:: EXTRACT PROVIDED

Our experimental results can be summarized as follows: (1) the addition of methanol, ethanol, or isopropanol to the reaction mixture leads to a substantial decrease in the 4-NiP reduction rate; (2) the reduction rate of 4-NiP in aqueous alcohol mixtures can be improved by increasing the borohydride concentration or the reaction temperature; and (3) the removal of dissolved oxygen from the reaction medium prior to and during the reaction results in a substantially improved catalytic performance both in water and in ethanol. The observed negative effect of methanol, ethanol, and isopropanol on the 4-NiP reduction rate is somewhat counter-intuitive since alcohols are common solvents for borohydride-mediated reductions.^39,40 It is generally accepted that 4-Nip reduction by NaBH₄ is not accompanied by side products formation, which is also confirmed by the presence of isosbestic points in the time-dependent absorption spectra of 4-NiP reduction (Fig. S1†). Therefore, the absence of side reactions makes it unlikely that the observed hindering effect is caused by an alteration of the reaction direction in the presence of alcohols. However, solvents are known to interact with reagents and/or reaction intermediates, substantially affecting their transformation rates.^1–11 For example, solvent molecules can influence electron transfer kinetics or stabilize high-energy transition states, thereby accelerating the reaction. In contrast, in some cases, highly solvated reagents/intermediates are less reactive since a favourable interaction with the solvent reduces their adsorption on the catalytic active sites. Similarly, the adsorption of solvent molecules on the catalyst surface decreases the active site's accessibility for the reaction substrates. Such solvation effects are fundamentally problematic to directly address owing to the intrinsic instability of the transition states and the large number of species/interactions involved in a catalytic cycle. Hence, in the present study, we attempted to gain understanding by correlating the effect of the reaction medium on the rate of 4-NiP reduction with selected solvent properties.

::::

- SHORT TASK 1:
Give the lines of the records as a JSON list of strings, one string per line and no blank lines, starting at the line that contains "list UI elements" and ending at the line that contains "page-number [0,88,900,111]". Leave the pictures out of the list.
The excerpt on 4-NiP reduction and the records come from unrelated sources.

:: GIVEN RECORDS

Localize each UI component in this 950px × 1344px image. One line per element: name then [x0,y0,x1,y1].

::::
:: GIVEN RECORDS

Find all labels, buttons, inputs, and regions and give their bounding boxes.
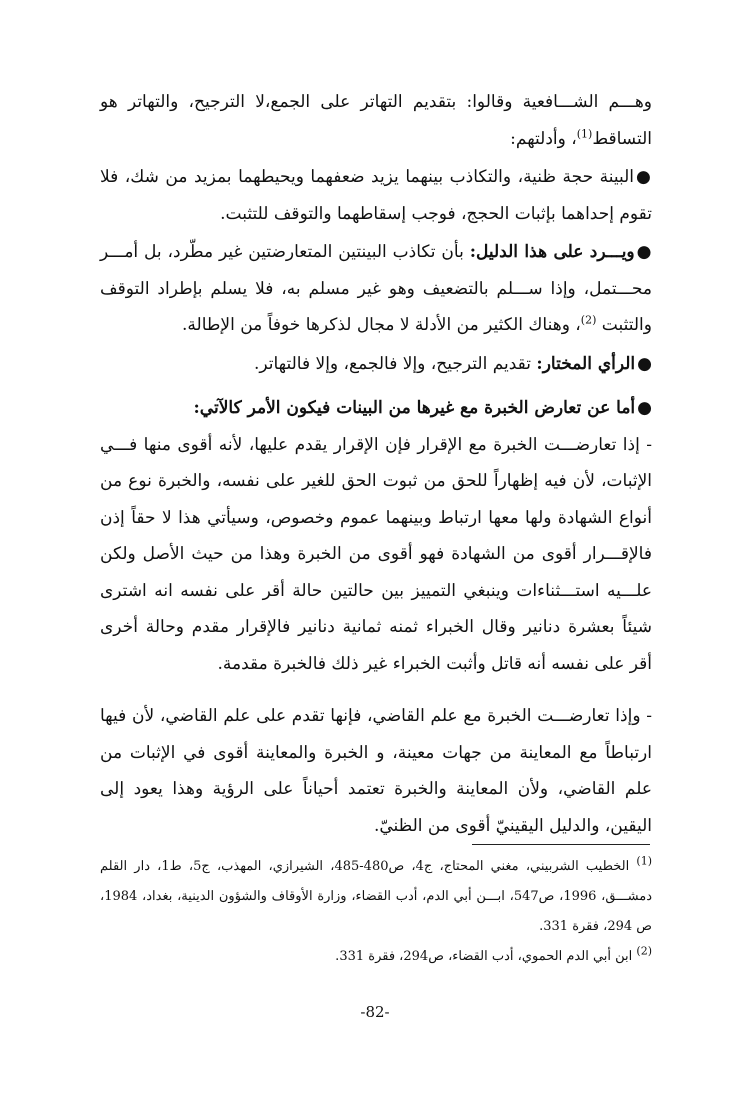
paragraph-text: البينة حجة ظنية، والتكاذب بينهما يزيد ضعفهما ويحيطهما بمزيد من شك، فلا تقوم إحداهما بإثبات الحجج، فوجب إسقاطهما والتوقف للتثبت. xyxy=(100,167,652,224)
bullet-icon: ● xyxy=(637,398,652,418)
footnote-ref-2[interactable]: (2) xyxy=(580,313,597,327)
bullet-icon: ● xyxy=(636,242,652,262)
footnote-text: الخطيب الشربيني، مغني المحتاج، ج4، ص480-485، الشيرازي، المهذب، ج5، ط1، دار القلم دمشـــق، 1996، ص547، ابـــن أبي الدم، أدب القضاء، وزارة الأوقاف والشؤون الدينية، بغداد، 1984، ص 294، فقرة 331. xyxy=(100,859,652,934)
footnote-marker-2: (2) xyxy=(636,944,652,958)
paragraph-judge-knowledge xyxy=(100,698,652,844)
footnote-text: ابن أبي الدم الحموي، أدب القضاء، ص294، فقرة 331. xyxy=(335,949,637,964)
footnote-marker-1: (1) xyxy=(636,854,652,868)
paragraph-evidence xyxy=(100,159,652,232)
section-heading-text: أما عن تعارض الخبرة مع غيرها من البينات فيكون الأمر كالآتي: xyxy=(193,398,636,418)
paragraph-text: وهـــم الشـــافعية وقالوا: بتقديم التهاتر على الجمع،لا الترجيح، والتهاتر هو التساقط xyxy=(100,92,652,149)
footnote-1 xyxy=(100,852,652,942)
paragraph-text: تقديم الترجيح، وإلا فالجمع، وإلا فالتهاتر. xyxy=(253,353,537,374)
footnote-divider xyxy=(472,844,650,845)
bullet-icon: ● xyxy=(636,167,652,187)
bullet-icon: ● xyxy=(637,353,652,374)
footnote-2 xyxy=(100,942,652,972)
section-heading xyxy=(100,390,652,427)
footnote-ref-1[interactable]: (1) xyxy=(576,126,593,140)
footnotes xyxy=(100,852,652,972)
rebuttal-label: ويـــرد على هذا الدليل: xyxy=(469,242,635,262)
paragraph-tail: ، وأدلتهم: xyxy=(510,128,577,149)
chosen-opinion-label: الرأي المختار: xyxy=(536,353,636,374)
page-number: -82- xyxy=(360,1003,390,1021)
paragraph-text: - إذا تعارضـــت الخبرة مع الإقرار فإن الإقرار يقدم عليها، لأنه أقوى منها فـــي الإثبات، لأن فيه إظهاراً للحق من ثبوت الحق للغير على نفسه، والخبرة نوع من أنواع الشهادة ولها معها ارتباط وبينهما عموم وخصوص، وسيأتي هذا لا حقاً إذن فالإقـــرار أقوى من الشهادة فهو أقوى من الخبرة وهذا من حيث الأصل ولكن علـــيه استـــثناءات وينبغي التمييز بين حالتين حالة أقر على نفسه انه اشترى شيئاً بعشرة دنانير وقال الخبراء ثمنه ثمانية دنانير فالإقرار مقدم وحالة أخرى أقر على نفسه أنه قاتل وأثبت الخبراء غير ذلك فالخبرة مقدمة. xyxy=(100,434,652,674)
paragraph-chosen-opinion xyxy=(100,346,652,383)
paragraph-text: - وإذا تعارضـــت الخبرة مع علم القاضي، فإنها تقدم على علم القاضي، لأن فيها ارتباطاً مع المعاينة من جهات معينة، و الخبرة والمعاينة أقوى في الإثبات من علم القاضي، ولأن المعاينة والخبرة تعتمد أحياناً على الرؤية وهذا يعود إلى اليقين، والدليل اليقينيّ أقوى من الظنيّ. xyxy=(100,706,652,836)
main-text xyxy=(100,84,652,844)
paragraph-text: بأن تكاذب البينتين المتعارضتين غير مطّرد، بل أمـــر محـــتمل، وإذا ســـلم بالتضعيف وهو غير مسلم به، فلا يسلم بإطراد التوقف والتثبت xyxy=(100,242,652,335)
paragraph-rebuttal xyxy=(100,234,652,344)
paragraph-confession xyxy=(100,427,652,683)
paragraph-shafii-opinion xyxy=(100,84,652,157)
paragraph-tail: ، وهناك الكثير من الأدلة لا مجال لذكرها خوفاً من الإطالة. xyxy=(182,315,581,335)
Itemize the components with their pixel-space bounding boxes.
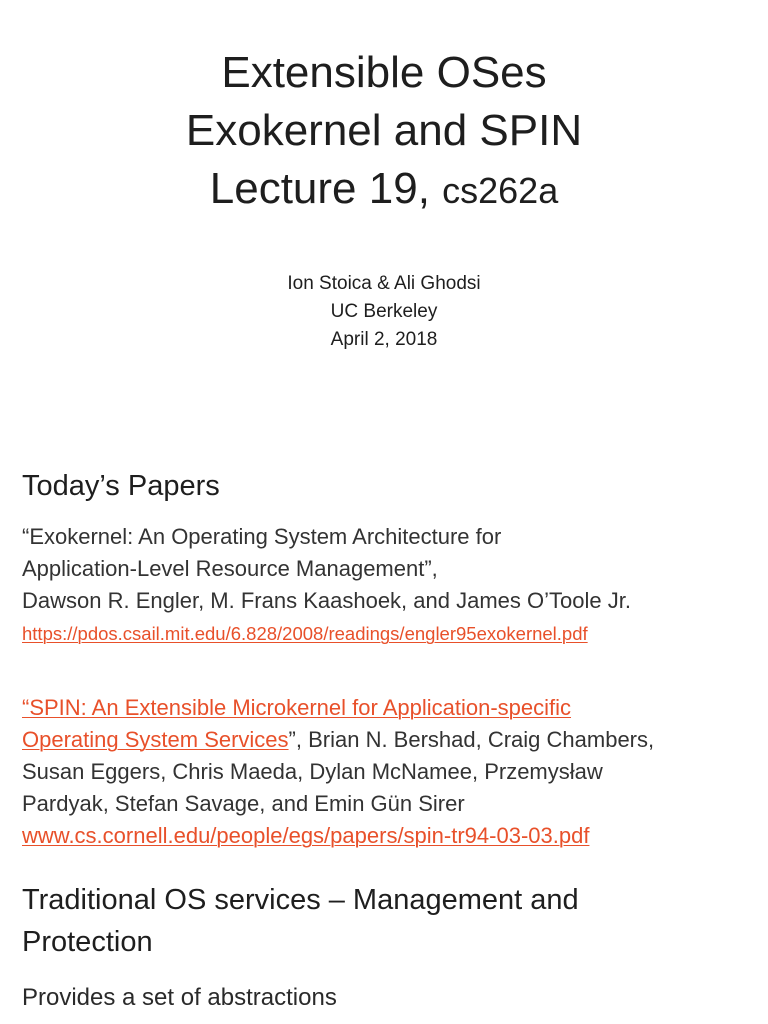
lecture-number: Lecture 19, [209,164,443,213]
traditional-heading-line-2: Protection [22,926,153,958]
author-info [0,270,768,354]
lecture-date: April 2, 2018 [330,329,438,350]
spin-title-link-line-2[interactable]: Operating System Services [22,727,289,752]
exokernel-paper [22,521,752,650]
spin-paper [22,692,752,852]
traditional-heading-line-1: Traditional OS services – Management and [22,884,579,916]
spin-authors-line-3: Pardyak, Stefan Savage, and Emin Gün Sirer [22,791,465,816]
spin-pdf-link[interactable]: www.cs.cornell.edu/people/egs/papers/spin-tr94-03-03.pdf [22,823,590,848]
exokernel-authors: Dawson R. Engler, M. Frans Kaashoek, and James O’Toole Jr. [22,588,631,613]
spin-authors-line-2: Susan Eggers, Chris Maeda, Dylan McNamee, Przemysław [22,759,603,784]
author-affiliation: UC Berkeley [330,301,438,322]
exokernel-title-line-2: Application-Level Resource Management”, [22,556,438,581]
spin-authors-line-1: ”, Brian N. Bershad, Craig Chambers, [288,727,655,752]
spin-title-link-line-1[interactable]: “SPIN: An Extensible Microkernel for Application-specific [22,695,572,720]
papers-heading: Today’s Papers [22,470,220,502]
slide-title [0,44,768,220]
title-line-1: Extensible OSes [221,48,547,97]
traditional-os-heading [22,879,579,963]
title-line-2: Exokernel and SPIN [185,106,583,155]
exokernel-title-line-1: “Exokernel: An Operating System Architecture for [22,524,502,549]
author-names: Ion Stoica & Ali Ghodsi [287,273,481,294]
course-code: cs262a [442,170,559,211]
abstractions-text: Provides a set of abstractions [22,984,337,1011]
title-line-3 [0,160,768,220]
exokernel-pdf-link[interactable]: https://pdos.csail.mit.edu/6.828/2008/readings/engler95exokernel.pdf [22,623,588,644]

::::
:: GIVEN RECORDS

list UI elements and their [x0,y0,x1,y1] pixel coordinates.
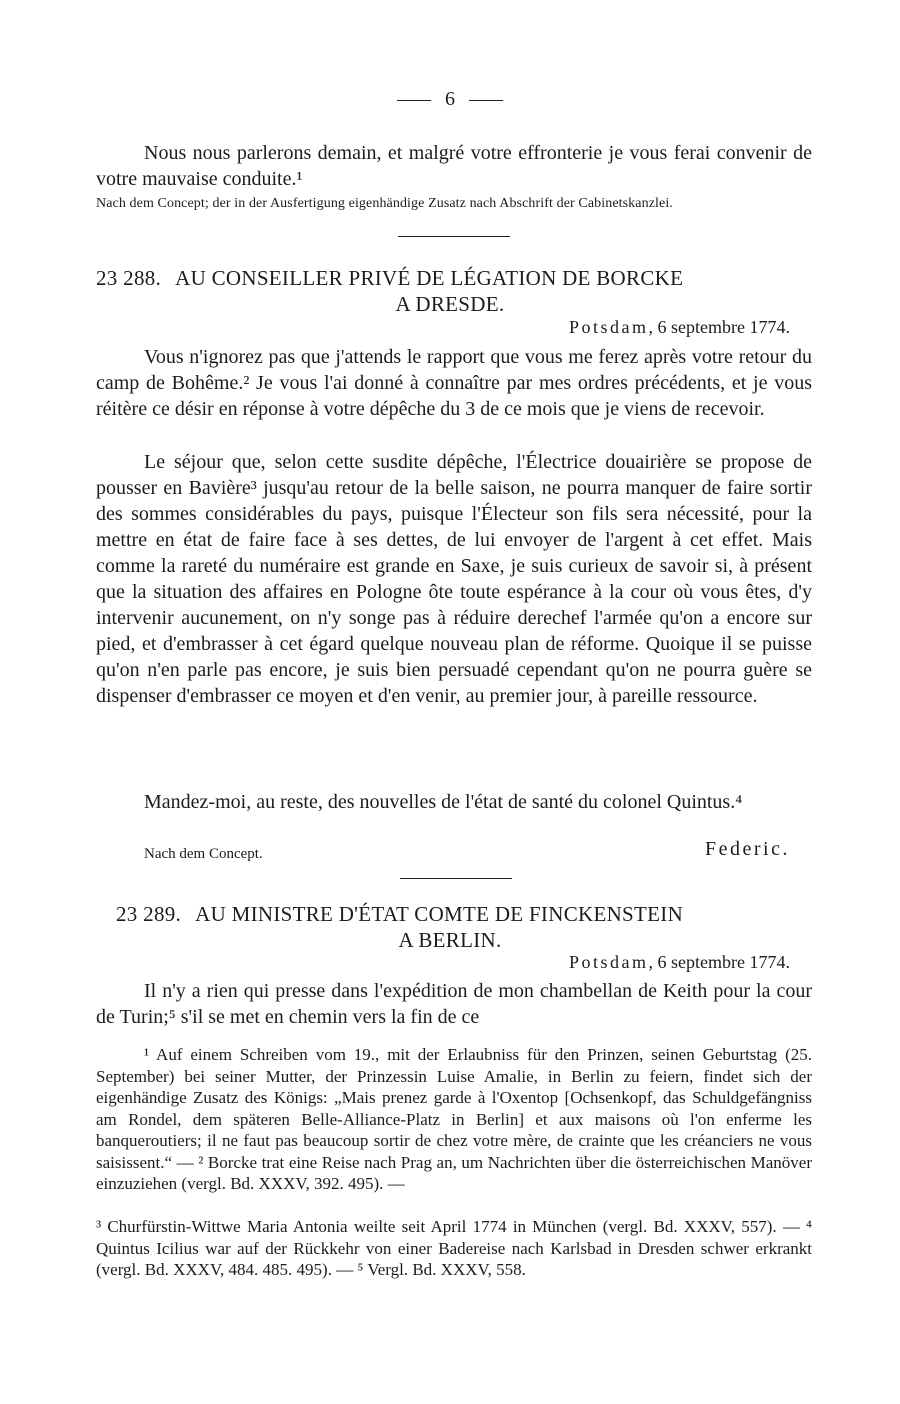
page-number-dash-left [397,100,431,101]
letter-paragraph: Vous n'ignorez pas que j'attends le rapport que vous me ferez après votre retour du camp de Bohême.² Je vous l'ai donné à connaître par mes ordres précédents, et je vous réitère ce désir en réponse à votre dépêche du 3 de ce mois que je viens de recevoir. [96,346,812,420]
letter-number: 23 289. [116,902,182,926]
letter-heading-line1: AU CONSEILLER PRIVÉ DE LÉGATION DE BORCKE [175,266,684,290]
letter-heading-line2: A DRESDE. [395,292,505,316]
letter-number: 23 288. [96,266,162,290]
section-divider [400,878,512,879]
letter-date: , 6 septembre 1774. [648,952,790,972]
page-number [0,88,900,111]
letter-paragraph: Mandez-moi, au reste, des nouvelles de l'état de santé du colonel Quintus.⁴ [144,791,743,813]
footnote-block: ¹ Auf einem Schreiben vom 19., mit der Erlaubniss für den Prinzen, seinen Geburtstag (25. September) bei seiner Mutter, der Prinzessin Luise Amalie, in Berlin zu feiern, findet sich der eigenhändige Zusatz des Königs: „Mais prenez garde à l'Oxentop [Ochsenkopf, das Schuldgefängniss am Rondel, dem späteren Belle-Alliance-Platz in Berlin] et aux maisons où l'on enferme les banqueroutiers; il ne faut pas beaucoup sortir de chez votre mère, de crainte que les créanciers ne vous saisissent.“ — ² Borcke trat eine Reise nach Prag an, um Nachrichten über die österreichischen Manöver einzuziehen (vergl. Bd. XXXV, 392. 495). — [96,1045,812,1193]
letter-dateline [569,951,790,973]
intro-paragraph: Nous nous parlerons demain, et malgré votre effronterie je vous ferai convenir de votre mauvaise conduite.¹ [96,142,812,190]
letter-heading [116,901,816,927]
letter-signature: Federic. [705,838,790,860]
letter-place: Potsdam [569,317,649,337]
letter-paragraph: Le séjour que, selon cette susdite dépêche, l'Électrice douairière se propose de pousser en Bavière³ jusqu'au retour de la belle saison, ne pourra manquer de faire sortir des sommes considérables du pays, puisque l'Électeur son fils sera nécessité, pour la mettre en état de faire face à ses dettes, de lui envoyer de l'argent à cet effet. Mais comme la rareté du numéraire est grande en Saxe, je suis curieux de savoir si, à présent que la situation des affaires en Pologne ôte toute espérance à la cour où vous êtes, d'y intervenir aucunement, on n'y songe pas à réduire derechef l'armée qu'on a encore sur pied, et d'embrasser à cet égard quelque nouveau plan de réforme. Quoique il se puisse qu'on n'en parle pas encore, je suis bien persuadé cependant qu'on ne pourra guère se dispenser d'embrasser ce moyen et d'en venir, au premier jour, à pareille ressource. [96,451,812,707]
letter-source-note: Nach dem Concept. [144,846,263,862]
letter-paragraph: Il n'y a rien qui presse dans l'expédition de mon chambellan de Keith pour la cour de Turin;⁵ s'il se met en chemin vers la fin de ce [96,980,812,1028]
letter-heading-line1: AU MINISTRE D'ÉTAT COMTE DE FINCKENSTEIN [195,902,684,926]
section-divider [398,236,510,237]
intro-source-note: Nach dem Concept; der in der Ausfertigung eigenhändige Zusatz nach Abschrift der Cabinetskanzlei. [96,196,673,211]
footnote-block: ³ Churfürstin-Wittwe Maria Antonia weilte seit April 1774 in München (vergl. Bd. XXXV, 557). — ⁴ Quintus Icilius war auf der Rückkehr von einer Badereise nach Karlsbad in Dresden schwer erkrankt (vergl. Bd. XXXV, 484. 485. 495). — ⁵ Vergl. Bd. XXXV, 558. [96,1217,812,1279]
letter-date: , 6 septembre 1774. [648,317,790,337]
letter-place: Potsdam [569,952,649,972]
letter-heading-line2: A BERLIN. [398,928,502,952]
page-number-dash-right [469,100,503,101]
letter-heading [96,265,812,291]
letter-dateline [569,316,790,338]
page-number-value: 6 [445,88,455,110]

::::

- SHORT TASK 2:
According to the excerpt on 4-NiP reduction, what happens when dissolved oxygen is removed from the reaction medium before and during the reaction?

- FULL SOLUTION 1:
[
  "list UI elements and their [x0,y0,x1,y1] pixel coordinates.",
  "page-number-dash-left [397,100,431,101]",
  "letter-paragraph: Vous n'ignorez pas que j'attends le rapport que vous me ferez après votre retour du camp de Bohême.² Je vous l'ai donné à connaître par mes ordres précédents, et je vous réitère ce désir en réponse à votre dépêche du 3 de ce mois que je viens de recevoir. [96,346,812,420]",
  "letter-number: 23 289. [116,902,182,926]",
  "letter-heading-line1: AU CONSEILLER PRIVÉ DE LÉGATION DE BORCKE [175,266,684,290]",
  "letter-heading-line2: A DRESDE. [395,292,505,316]",
  "letter-number: 23 288. [96,266,162,290]",
  "section-divider [400,878,512,879]",
  "letter-date: , 6 septembre 1774. [648,952,790,972]",
  "page-number [0,88,900,111]"
]

- FULL SOLUTION 2:
Catalytic performance improves substantially, both in water and in ethanol.